>> start Data

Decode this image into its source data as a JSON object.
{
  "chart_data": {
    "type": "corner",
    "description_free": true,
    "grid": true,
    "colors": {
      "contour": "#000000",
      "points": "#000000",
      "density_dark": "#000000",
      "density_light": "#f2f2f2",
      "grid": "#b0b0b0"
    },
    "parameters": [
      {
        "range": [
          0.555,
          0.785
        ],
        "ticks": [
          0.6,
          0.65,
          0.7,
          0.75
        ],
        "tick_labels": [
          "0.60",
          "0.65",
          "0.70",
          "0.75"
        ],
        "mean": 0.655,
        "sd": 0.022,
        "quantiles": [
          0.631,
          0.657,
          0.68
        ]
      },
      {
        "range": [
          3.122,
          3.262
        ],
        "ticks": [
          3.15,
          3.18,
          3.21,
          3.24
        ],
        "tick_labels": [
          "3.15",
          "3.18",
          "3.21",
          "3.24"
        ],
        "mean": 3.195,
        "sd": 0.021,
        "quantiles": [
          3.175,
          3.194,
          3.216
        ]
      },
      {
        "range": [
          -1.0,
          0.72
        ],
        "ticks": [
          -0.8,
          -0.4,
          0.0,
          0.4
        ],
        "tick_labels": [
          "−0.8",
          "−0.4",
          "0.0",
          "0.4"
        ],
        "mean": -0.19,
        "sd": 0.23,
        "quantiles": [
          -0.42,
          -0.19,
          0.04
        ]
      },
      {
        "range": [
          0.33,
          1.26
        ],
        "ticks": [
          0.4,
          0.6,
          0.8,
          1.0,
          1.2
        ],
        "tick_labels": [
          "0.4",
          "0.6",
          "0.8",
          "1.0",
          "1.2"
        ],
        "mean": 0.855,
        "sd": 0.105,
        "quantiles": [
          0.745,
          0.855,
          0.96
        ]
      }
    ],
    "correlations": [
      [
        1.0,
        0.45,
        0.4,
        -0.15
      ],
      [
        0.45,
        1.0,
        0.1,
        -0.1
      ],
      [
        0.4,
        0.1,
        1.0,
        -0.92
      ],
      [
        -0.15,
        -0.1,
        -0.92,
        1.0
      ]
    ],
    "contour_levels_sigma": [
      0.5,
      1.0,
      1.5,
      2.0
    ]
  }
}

>> end Data

**Request:**
Send back all of the entries exactly, with nothing missing.

**Response:**
Decode this image into its source data as a JSON object.
{
  "chart_data": {
    "type": "corner",
    "description_free": true,
    "grid": true,
    "colors": {
      "contour": "#000000",
      "points": "#000000",
      "density_dark": "#000000",
      "density_light": "#f2f2f2",
      "grid": "#b0b0b0"
    },
    "parameters": [
      {
        "range": [
          0.555,
          0.785
        ],
        "ticks": [
          0.6,
          0.65,
          0.7,
          0.75
        ],
        "tick_labels": [
          "0.60",
          "0.65",
          "0.70",
          "0.75"
        ],
        "mean": 0.655,
        "sd": 0.022,
        "quantiles": [
          0.631,
          0.657,
          0.68
        ]
      },
      {
        "range": [
          3.122,
          3.262
        ],
        "ticks": [
          3.15,
          3.18,
          3.21,
          3.24
        ],
        "tick_labels": [
          "3.15",
          "3.18",
          "3.21",
          "3.24"
        ],
        "mean": 3.195,
        "sd": 0.021,
        "quantiles": [
          3.175,
          3.194,
          3.216
        ]
      },
      {
        "range": [
          -1.0,
          0.72
        ],
        "ticks": [
          -0.8,
          -0.4,
          0.0,
          0.4
        ],
        "tick_labels": [
          "−0.8",
          "−0.4",
          "0.0",
          "0.4"
        ],
        "mean": -0.19,
        "sd": 0.23,
        "quantiles": [
          -0.42,
          -0.19,
          0.04
        ]
      },
      {
        "range": [
          0.33,
          1.26
        ],
        "ticks": [
          0.4,
          0.6,
          0.8,
          1.0,
          1.2
        ],
        "tick_labels": [
          "0.4",
          "0.6",
          "0.8",
          "1.0",
          "1.2"
        ],
        "mean": 0.855,
        "sd": 0.105,
        "quantiles": [
          0.745,
          0.855,
          0.96
        ]
      }
    ],
    "correlations": [
      [
        1.0,
        0.45,
        0.4,
        -0.15
      ],
      [
        0.45,
        1.0,
        0.1,
        -0.1
      ],
      [
        0.4,
        0.1,
        1.0,
        -0.92
      ],
      [
        -0.15,
        -0.1,
        -0.92,
        1.0
      ]
    ],
    "contour_levels_sigma": [
      0.5,
      1.0,
      1.5,
      2.0
    ]
  }
}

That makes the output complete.